TO DO:
Return, word for word, the part of the listing that opens with its first line and closes with the line containing "oistros-banner bbox=[689, 29, 917, 189]". Include both of those lines.

====== DATA TO PROCESS

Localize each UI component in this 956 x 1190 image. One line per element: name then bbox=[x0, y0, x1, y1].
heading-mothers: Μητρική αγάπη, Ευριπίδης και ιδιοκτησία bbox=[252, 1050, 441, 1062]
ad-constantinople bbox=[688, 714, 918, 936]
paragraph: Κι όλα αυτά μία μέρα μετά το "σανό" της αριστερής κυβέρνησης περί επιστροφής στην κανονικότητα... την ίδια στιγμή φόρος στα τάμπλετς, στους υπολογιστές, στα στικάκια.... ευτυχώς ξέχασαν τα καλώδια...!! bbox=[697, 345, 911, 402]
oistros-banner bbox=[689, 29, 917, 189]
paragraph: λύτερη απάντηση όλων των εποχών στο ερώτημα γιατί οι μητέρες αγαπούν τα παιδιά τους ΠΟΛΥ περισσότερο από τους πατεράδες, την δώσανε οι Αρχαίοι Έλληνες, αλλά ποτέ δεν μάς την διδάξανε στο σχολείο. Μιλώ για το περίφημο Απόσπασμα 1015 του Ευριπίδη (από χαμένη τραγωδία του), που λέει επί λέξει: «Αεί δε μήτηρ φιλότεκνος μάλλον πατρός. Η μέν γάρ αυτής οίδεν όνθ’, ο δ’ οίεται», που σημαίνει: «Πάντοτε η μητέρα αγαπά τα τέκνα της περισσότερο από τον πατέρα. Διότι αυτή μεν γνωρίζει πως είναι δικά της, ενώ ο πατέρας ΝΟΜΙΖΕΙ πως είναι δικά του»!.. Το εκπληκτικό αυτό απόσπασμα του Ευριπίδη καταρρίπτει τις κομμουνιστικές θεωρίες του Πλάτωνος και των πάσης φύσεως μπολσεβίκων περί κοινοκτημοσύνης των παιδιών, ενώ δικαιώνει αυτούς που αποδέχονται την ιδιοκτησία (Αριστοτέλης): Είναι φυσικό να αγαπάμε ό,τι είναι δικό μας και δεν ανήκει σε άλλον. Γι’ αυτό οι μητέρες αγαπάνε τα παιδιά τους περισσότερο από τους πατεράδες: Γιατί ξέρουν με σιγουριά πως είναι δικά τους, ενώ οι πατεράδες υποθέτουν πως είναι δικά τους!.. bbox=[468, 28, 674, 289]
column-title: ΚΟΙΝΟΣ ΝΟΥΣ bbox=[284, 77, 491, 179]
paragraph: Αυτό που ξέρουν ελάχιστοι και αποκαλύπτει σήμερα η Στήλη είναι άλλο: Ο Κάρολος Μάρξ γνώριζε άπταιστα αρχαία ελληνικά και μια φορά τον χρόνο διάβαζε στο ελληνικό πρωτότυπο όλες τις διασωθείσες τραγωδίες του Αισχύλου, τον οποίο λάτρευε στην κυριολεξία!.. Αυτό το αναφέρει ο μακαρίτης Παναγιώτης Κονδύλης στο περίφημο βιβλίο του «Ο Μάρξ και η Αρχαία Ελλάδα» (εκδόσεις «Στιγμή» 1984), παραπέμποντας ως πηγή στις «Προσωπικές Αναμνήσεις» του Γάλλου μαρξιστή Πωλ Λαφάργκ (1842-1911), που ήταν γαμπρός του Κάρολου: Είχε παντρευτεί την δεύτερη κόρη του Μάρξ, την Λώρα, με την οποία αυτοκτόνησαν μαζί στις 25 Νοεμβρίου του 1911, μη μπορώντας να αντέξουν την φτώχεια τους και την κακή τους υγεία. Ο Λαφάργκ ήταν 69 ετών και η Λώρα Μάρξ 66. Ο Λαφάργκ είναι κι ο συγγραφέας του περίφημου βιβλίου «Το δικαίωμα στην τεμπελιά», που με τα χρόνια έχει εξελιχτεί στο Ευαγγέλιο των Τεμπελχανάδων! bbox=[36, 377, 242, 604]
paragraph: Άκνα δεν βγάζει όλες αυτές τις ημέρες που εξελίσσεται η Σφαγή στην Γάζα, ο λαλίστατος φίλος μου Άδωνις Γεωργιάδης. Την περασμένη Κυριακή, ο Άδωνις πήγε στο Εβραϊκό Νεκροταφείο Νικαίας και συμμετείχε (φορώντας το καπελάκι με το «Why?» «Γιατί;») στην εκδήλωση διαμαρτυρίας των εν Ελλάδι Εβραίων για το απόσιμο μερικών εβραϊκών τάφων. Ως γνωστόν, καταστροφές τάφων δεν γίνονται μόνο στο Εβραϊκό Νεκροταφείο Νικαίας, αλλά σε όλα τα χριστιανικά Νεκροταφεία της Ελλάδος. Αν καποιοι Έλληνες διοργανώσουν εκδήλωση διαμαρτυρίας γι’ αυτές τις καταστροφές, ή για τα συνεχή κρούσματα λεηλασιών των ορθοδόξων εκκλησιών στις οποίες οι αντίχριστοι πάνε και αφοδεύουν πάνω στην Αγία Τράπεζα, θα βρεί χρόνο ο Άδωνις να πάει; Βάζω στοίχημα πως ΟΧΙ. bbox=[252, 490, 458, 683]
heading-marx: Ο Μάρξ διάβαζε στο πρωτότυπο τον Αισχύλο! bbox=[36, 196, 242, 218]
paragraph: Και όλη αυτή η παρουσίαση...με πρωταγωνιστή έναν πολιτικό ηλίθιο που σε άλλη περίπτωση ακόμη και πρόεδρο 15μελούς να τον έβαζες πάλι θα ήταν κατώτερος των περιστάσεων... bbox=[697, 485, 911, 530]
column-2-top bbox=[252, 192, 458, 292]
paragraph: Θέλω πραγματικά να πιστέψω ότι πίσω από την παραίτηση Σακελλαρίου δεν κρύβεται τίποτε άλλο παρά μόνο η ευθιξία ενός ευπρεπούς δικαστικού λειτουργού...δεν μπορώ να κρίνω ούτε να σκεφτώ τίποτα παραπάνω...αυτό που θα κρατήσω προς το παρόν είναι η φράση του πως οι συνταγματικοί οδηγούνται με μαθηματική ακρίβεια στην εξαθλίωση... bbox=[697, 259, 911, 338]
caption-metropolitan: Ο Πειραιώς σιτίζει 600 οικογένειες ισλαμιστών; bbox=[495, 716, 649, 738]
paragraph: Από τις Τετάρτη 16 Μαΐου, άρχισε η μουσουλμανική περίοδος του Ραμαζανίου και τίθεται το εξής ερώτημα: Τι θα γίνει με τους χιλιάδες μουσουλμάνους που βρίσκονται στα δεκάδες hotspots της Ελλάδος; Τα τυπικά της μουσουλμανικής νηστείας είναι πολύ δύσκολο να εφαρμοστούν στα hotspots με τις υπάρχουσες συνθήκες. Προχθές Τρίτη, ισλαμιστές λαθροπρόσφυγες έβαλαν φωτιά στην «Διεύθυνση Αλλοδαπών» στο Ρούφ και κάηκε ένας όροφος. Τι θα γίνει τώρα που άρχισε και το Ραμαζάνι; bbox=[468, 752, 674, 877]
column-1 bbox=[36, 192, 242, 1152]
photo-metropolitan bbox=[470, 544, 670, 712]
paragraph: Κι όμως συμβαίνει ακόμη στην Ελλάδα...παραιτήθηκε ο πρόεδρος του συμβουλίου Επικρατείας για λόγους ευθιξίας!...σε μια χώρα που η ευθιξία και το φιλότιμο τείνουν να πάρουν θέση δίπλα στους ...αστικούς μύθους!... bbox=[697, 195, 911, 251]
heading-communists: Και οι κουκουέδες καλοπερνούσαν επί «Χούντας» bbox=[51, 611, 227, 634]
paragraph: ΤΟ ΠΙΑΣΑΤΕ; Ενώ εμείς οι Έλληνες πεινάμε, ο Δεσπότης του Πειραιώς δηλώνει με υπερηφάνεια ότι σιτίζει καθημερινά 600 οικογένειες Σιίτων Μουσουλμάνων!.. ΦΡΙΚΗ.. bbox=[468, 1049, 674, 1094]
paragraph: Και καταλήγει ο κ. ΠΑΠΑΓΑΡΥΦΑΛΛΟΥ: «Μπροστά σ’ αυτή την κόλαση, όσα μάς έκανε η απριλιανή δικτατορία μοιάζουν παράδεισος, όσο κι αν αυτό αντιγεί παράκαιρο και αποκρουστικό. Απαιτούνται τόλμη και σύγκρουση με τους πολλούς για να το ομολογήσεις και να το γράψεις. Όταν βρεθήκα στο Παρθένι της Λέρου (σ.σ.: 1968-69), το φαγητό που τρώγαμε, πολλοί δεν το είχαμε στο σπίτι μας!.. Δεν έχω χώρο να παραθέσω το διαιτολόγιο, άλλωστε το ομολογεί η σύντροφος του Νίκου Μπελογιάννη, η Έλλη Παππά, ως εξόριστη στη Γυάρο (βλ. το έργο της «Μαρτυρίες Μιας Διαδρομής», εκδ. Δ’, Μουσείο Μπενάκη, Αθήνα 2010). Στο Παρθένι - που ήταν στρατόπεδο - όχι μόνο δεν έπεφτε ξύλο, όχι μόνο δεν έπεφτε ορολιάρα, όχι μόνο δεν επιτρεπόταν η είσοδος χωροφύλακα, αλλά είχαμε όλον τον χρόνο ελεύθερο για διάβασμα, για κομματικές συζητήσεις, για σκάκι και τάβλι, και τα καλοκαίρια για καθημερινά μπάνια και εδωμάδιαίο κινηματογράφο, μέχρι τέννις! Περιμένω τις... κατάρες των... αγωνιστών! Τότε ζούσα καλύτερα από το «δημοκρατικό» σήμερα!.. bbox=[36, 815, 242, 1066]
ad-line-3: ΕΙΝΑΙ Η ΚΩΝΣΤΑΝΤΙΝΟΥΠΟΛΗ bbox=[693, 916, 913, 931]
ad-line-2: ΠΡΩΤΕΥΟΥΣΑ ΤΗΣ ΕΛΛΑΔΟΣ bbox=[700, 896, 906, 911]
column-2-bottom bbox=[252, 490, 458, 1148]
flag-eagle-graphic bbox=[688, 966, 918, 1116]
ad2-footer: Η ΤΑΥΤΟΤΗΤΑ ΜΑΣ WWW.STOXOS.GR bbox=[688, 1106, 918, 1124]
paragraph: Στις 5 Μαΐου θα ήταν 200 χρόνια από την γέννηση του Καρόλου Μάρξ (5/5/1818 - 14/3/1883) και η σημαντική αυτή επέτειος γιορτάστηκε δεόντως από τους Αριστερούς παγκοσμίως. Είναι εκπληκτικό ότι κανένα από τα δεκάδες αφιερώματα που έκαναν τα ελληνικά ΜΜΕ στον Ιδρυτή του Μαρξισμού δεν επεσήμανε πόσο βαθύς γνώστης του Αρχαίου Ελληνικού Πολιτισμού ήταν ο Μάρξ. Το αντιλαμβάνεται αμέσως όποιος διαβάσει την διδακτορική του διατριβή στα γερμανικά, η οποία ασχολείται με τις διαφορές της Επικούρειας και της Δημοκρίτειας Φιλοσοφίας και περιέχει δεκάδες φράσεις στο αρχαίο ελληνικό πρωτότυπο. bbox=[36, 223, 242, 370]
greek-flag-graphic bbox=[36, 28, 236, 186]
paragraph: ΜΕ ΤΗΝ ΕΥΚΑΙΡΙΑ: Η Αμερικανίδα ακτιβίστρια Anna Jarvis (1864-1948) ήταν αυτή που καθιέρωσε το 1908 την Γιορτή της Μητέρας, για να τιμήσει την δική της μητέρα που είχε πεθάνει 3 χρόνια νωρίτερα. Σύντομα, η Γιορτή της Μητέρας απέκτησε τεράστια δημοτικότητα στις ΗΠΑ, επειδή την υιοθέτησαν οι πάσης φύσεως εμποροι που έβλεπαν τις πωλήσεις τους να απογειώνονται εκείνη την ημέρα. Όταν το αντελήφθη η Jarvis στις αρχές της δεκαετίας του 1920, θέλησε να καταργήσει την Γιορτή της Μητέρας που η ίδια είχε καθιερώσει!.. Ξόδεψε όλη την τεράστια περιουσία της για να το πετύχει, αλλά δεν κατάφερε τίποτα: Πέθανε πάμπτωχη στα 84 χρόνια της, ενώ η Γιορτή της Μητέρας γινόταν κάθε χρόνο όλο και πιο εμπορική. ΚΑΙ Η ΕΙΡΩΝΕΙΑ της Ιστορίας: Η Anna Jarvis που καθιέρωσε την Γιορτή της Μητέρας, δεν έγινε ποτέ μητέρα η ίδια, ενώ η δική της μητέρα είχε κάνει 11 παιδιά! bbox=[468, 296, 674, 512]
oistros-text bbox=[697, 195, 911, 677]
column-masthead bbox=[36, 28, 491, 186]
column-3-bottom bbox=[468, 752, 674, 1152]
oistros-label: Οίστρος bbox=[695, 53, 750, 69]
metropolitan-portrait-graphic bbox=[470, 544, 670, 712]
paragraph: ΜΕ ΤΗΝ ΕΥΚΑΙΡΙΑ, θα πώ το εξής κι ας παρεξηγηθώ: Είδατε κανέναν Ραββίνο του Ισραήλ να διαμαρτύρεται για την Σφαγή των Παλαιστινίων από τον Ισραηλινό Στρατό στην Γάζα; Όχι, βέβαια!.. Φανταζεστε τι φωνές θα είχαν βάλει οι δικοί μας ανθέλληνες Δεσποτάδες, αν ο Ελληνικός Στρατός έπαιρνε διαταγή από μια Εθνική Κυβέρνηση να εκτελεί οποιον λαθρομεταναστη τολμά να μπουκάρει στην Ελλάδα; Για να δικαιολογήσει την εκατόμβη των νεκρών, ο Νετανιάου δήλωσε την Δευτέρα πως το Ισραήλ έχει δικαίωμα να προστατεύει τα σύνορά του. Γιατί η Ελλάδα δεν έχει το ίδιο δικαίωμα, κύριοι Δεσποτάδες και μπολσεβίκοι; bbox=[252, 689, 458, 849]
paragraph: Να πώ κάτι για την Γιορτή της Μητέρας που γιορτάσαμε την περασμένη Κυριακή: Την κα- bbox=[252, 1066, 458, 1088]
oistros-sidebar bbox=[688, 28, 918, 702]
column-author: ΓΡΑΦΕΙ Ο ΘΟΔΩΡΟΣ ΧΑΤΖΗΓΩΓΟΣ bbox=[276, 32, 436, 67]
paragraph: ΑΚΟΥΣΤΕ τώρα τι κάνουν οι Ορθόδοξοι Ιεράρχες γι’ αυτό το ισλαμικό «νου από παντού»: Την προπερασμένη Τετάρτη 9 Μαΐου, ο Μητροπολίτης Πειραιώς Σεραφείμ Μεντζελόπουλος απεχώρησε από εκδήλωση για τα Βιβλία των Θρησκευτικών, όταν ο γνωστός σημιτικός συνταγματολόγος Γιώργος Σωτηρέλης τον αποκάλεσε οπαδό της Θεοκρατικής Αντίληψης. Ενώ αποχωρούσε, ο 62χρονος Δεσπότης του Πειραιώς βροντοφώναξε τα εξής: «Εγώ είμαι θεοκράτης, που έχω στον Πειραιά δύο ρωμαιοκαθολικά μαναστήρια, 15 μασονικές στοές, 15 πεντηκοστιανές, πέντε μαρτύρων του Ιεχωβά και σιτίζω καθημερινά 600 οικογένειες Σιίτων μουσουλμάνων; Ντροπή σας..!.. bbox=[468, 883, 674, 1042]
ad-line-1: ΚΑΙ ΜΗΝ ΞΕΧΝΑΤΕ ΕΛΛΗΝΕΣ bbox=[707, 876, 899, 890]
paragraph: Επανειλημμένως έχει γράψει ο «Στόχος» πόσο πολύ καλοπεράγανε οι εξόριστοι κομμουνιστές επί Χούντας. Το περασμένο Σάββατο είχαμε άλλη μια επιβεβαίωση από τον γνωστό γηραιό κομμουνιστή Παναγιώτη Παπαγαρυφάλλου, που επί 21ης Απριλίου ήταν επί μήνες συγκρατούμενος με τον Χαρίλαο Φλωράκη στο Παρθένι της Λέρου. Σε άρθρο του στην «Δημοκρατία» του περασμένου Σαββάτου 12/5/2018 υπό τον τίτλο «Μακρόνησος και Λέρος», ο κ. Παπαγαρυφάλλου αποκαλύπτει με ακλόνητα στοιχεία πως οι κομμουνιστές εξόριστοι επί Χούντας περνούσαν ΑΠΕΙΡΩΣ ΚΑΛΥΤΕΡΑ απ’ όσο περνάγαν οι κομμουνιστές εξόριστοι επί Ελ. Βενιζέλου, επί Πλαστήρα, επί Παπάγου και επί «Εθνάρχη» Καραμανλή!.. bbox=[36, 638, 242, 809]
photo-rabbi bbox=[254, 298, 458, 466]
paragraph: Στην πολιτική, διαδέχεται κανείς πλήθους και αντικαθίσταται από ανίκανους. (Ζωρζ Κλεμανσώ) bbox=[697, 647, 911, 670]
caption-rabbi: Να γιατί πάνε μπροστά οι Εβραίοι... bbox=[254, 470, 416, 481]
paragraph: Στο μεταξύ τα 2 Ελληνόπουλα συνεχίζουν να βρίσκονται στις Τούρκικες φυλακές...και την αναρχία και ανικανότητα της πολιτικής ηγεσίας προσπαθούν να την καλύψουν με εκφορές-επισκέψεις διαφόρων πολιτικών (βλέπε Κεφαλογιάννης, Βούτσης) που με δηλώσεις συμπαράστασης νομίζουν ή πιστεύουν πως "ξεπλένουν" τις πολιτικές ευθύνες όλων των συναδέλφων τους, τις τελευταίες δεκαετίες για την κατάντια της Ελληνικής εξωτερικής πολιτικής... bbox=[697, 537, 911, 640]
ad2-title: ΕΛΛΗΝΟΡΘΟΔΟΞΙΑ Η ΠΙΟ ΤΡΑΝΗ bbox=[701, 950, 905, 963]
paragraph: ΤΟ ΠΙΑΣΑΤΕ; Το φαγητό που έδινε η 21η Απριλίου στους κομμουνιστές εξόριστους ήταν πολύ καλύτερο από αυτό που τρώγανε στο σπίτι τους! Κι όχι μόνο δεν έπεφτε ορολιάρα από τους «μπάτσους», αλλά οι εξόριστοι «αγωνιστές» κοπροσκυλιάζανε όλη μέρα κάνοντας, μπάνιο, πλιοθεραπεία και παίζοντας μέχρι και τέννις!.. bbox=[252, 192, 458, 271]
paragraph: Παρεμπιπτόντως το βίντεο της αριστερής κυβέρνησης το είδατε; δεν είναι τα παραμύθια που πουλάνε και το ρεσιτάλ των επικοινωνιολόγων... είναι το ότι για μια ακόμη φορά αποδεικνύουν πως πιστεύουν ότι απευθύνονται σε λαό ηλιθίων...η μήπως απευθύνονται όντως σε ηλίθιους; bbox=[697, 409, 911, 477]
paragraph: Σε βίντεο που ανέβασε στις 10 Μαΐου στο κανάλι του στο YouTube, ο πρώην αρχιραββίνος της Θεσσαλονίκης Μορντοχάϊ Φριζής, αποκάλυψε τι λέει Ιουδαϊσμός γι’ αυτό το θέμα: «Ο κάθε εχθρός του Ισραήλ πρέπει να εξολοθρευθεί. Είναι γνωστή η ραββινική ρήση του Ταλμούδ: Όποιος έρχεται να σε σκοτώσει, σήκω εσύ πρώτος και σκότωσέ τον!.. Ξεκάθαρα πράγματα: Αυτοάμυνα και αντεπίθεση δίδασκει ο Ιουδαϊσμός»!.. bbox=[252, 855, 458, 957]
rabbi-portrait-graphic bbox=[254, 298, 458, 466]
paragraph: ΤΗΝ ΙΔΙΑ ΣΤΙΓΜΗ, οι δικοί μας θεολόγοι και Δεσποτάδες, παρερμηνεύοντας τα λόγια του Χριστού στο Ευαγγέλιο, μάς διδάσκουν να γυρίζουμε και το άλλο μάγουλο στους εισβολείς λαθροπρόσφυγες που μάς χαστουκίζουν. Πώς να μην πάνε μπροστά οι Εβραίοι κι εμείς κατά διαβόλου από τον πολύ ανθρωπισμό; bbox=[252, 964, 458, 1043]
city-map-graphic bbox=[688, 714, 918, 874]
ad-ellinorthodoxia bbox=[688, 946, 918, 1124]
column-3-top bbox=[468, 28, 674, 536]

============

WRITTEN RESPONSE:
Localize each UI component in this 956 x 1190 image. One line per element: name then bbox=[x0, y0, x1, y1].
heading-mothers: Μητρική αγάπη, Ευριπίδης και ιδιοκτησία bbox=[252, 1050, 441, 1062]
ad-constantinople bbox=[688, 714, 918, 936]
paragraph: Κι όλα αυτά μία μέρα μετά το "σανό" της αριστερής κυβέρνησης περί επιστροφής στην κανονικότητα... την ίδια στιγμή φόρος στα τάμπλετς, στους υπολογιστές, στα στικάκια.... ευτυχώς ξέχασαν τα καλώδια...!! bbox=[697, 345, 911, 402]
oistros-banner bbox=[689, 29, 917, 189]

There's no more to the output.